*What is expected*
Continue the forum post about reducing a large XML file to a tree of its unique tags and attributes, starting right after its final sentence.

*Quoted passage*
--*--

Raymond_90
Raymond_90

Reputation: 423

Is there a way to create XML element tree?

I am currently writing some XSD and DTD to validate a few XML files, I am writing them by hand because I've had a really bad experience with XSD generators (for example Oxygen).

However, I already have a sample XML for which I need to do this and this XML is really huge, for example, I have an element with 4312 children.

As I've had a really bad experience with XSD generators, I would like to create a kind of XML tree which would contain unique tags and attributes only, so I don't have to deal with repeating elements when looking at the XML to write a XSD.

What I mean by that is that I have for example this XML (courtesy of W3):

<?xml version="1.0" encoding="UTF-8"?>
<breakfast_menu>
<food some_attribute="1.0">
    <name>Belgian Waffles</name>
    <price>$5.95</price>
    <description>
   Two of our famous Belgian Waffles with plenty of real maple syrup
   </description>
    <calories>650</calories>
</food>
<food>
    <name>Strawberry Belgian Waffles</name>
    <price>$7.95</price>
    <description>
    Light Belgian waffles covered with strawberries and whipped cream
    </description>
    <calories>900</calories>
</food>
<food>
    <name>Berry-Berry Belgian Waffles</name>
    <price>$8.95</price>
    <description>
    Belgian waffles covered with assorted fresh berries and whipped cream
    </description>
    <calories>900</calories>
</food>
<food>
    <name>French Toast</name>
    <price>$4.50</price>
    <description>
    Thick slices made from our homemade sourdough bread
    </description>
    <calories>600</calories>
    <some_complex_type_element_1>
      <some_simple_type_element_1>Text.</some_simple_type_element_1>
    </some_complex_type_element_1>
</food>
<food>
    <name>Homestyle Breakfast</name>
    <price>$6.95</price>
    <description>
    Two eggs, bacon or sausage, toast, and our ever-popular hash browns
    </description>
    <calories>950</calories>
    <some_simple_type_element_2>Text.</some_simple_type_element_2>
</food>
</breakfast_menu>

As you can see there are 4 types of unique elements under the root element.

These are:

What I would like to achieve is some tree representation of this XML but containing only unique elements and without text.

So from my example (I do not care about the information inside of tags) there are 4 different unique elements in root, so I would like to get either another XML representation, or even some ASCII representation of the structure of the document, so for example something like:

<?xml version="1.0" encoding="UTF-8"?>
<breakfast_menu>
<food some_attribute="">
    <name></name>
    <price></price>
    <description></description>
    <calories></calories>
</food>
<food>
    <name></name>
    <price></price>
    <description></description>
    <calories></calories>
</food>
<food>
    <name></name>
    <price></price>
    <description></description>
    <calories></calories>
    <some_complex_type_element_1>
      <some_simple_type_element_1></some_simple_type_element_1>
    </some_complex_type_element_1>
</food>
<food>
    <name></name>
    <price></price>
    <description></description>
    <calories></calories>
    <some_simple_type_element_2></some_simple_type_element_2>
</food>
</breakfast_menu>

Notice there are only tags, no actual values, and only unique tags, I would also like to keep attributes, but I don't care about its value, only that it exists as of now.

--*--

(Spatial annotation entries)
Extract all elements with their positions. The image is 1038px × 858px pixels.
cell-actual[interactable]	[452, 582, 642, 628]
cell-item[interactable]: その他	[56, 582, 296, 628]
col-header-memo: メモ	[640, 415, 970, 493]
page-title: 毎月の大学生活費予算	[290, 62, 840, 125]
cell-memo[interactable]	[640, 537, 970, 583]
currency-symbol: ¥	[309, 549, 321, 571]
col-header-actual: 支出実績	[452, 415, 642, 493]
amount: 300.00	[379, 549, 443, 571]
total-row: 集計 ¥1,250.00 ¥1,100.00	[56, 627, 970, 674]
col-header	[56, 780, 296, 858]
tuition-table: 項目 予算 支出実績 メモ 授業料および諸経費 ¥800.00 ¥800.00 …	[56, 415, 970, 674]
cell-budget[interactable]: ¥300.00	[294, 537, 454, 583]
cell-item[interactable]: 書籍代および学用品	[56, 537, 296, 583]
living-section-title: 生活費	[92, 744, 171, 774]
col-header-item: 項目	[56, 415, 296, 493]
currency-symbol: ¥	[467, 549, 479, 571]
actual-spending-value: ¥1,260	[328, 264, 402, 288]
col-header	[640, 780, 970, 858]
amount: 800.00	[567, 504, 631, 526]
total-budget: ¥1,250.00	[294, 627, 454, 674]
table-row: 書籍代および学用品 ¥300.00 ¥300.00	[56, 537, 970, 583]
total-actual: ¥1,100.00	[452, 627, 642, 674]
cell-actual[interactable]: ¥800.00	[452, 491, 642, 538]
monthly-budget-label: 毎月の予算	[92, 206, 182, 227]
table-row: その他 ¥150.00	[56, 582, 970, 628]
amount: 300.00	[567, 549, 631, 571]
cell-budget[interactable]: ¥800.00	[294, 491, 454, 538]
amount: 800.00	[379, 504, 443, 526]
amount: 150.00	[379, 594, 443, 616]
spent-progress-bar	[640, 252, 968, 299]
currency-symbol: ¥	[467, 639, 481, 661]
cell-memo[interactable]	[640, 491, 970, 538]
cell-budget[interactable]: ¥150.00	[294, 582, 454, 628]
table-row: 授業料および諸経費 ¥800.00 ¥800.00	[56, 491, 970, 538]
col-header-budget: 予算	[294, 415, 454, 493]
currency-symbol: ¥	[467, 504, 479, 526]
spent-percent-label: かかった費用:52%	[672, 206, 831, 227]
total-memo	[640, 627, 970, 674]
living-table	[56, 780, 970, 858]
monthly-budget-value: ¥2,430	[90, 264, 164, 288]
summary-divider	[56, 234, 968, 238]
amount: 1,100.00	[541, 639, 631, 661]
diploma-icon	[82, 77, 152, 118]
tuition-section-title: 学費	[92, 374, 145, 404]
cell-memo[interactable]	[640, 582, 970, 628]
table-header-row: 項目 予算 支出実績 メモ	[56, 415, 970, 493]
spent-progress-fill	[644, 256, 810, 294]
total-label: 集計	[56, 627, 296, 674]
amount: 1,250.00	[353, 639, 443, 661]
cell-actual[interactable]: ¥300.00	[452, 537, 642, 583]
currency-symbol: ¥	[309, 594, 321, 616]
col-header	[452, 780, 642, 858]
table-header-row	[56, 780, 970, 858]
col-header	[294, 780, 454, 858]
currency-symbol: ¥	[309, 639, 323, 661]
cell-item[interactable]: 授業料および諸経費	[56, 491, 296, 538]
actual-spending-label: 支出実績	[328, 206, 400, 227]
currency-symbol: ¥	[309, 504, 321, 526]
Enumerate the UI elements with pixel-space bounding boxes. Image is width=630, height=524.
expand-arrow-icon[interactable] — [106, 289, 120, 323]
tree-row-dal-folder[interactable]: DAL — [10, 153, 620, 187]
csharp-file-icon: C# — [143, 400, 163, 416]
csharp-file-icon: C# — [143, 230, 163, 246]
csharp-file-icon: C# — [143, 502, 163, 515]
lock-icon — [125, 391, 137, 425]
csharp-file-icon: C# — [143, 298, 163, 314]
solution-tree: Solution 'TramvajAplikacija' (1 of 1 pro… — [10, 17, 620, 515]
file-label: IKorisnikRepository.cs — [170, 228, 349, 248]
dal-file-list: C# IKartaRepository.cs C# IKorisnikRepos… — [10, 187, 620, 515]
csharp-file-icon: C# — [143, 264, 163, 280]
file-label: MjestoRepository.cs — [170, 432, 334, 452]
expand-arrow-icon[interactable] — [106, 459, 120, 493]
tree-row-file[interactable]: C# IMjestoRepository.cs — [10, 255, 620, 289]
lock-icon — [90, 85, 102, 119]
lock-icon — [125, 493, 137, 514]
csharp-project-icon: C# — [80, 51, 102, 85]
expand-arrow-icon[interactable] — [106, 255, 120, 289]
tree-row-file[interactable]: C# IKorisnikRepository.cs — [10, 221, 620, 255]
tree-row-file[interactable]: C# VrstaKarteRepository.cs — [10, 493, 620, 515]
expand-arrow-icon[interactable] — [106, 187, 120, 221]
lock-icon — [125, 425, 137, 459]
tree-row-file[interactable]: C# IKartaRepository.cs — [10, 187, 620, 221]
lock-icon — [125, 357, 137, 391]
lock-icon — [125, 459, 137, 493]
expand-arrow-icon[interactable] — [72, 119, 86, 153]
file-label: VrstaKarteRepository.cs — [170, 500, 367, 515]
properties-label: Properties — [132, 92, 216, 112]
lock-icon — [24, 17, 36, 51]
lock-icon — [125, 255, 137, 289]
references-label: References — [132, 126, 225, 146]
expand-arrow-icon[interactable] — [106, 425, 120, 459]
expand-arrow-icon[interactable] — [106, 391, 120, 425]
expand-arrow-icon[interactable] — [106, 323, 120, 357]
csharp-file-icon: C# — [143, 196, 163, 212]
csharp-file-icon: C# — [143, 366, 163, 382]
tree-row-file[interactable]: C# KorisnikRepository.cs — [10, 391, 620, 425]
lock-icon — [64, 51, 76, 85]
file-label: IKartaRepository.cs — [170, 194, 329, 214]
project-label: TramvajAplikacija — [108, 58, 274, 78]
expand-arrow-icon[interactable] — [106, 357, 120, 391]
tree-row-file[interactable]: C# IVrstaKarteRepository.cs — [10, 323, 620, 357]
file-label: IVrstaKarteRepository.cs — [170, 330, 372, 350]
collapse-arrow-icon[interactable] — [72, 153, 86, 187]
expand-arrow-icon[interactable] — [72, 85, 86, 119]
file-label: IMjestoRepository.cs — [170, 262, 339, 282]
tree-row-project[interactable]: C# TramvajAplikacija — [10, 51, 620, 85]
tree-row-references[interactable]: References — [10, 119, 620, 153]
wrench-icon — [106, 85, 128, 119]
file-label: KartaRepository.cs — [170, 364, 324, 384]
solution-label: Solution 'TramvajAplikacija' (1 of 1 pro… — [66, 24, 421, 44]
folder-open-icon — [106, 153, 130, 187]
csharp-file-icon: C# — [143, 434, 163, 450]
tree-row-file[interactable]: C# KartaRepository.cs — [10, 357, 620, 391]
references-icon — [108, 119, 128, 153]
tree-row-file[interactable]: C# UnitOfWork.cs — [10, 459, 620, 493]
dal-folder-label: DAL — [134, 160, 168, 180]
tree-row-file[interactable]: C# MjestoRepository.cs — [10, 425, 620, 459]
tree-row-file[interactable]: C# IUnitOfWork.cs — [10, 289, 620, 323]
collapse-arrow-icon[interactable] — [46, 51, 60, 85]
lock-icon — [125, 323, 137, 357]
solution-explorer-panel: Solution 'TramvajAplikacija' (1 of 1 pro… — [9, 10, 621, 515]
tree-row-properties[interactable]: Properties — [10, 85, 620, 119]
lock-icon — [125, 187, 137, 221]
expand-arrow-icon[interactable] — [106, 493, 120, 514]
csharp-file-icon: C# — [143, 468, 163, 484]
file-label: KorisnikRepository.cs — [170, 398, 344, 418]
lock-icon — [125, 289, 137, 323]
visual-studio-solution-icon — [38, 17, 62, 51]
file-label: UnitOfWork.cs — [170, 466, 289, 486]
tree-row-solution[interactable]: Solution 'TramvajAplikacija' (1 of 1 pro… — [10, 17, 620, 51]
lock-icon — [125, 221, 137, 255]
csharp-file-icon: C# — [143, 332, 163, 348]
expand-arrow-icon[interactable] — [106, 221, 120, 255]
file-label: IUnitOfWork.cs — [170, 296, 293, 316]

--*--

*Result of the exercise*
The second option would be some ASCII, so for example something like:

breakfast_menu
├── food some_attribute
│   ├── name
│   ├── price
│   ├── description
│   └── calories
├── food
│   ├── name
│   ├── price
│   ├── description
│   └── calories
├── food
│   ├── name
│   ├── price
│   ├── description
│   ├── calories
│   └── some_complex_type_element_1
│       └── some_simple_type_element_1
└─ food
    ├── name
    ├── price
    ├── description
    ├── calories
    └── some_simple_type_element_2

Do you know of any software, whether its online or desktop, that can generate something like this (ideally on mac)?

Or is this possible with python and elementtree?

I just need to generate something like this and I am looking for the simplest solution, also if you have a better idea(maybe there is a better approach to this), I am open to every and any suggestion, so please let me know.

Thank you

Edit

Using Power Query you can generate an "okay" representation of your XML, from my testing it kind of work.

You can generate an XML structure like the one below, however, it is not the greatest solution and it is also not ideal for attributes.

enter image description here

You can reproduce this result by usigin similar steps:

enter image description here

It is however not the cleanest solution, I am still looking for ideas, thanks!

Upvotes: 1

Views: 109

Answers (1)

dabingsou
dabingsou

Reputation: 2469

See if this meets your needs.

from simplified_scrapy import SimplifiedDoc, utils

xml = '''
<?xml version="1.0" encoding="UTF-8"?>
<breakfast_menu>
    <food some_attribute="1.0">
        <name>Belgian Waffles</name>
        <price>$5.95</price>
        <description>
    Two of our famous Belgian Waffles with plenty of real maple syrup
    </description>
        <calories>650</calories>
    </food>
    <food>
        <name>Strawberry Belgian Waffles</name>
        <price>$7.95</price>
        <description>
        Light Belgian waffles covered with strawberries and whipped cream
        </description>
        <calories>900</calories>
    </food>
    <food>
        <name>Berry-Berry Belgian Waffles</name>
        <price>$8.95</price>
        <description>
        Belgian waffles covered with assorted fresh berries and whipped cream
        </description>
        <calories>900</calories>
    </food>
    <food>
        <name>French Toast</name>
        <price>$4.50</price>
        <description>
        Thick slices made from our homemade sourdough bread
        </description>
        <calories>600</calories>
        <some_complex_type_element_1>
        <some_simple_type_element_1>Text.</some_simple_type_element_1>
        </some_complex_type_element_1>
    </food>
    <food>
        <name>Homestyle Breakfast</name>
        <price>$6.95</price>
        <description>
        Two eggs, bacon or sausage, toast, and our ever-popular hash browns
        </description>
        <calories>950</calories>
        <some_simple_type_element_2>Text.</some_simple_type_element_2>
    </food>
</breakfast_menu>
'''

def loop(node):
    para = {}
    for k in node:
        if k=='tag' or k=='html': continue
        para[k] = ''
    if para: node.setAttrs(para) # Remove attributes
    children = node.children
    if children:
        for c in children:
            loop(c)
    else:
        if node.text:
            node.setContent('') # Remove value

doc = SimplifiedDoc(xml)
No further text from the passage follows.